■ INSTRUCTIONS TO FOLLOW: List, from the lines below, each one with "Search" in it.
________________
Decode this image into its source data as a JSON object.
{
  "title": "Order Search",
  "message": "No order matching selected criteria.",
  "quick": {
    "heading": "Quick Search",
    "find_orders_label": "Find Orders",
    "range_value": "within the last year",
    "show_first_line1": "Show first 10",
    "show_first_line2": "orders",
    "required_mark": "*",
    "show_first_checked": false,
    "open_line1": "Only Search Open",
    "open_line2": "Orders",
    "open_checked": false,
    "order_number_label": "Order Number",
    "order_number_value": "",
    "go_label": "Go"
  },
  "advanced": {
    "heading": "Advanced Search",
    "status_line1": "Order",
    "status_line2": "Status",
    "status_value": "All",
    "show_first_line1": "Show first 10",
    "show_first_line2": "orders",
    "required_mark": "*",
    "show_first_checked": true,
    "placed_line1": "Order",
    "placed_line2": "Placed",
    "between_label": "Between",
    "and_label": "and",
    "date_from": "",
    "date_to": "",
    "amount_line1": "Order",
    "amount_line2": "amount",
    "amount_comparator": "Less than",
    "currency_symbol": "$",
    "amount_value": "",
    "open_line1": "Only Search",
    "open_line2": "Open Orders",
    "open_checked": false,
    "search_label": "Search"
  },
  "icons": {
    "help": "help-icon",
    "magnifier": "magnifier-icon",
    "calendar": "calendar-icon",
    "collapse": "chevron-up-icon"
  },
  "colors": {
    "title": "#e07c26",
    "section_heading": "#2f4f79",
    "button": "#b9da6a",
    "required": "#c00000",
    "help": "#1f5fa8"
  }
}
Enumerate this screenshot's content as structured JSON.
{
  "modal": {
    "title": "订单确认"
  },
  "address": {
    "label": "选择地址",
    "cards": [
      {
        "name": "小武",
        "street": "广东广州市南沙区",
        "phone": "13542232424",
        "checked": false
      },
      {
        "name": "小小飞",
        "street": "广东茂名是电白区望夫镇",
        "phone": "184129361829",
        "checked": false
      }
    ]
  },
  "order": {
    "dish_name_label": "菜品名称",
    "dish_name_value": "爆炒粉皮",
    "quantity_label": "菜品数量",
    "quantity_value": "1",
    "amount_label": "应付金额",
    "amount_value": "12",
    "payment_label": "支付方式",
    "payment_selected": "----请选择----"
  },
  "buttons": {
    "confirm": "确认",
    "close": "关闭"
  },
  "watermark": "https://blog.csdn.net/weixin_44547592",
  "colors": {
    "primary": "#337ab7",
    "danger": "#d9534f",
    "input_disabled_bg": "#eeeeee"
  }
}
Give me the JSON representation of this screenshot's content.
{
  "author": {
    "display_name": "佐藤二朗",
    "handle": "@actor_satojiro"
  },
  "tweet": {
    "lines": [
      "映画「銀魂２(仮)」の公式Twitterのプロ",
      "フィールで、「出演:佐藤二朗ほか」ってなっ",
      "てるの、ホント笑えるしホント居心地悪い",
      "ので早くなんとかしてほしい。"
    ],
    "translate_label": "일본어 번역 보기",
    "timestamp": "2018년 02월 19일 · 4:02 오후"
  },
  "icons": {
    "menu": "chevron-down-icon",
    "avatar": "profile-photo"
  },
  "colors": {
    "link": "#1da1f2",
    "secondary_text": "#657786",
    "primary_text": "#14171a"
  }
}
________________
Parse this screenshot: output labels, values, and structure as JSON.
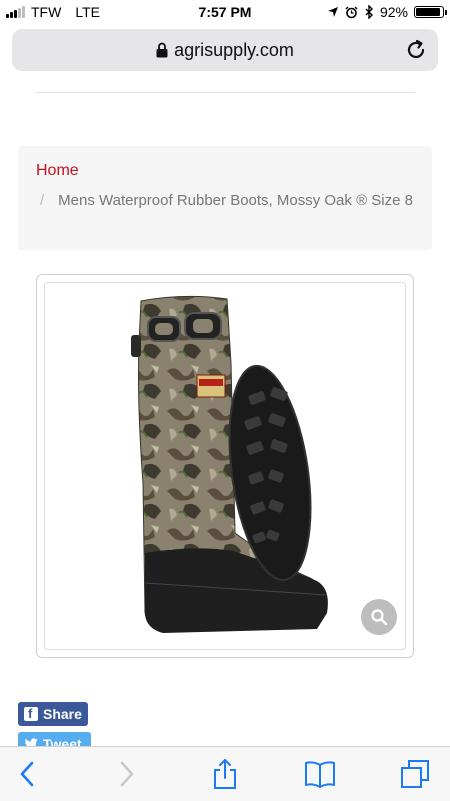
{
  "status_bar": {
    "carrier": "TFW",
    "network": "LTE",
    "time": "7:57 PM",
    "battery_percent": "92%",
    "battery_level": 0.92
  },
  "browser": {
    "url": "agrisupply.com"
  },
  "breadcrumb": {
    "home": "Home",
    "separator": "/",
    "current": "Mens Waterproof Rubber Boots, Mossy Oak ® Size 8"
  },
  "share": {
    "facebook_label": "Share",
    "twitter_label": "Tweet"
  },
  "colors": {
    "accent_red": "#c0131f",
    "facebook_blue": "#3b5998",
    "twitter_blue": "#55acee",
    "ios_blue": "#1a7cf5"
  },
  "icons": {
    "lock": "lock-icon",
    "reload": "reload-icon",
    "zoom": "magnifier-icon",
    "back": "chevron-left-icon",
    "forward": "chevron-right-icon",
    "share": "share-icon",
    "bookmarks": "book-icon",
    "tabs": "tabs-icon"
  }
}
________________
■ WRITTEN RESPONSE:
  "title": "Order Search",
    "heading": "Quick Search",
    "open_line1": "Only Search Open",
    "heading": "Advanced Search",
    "open_line1": "Only Search",
    "search_label": "Search"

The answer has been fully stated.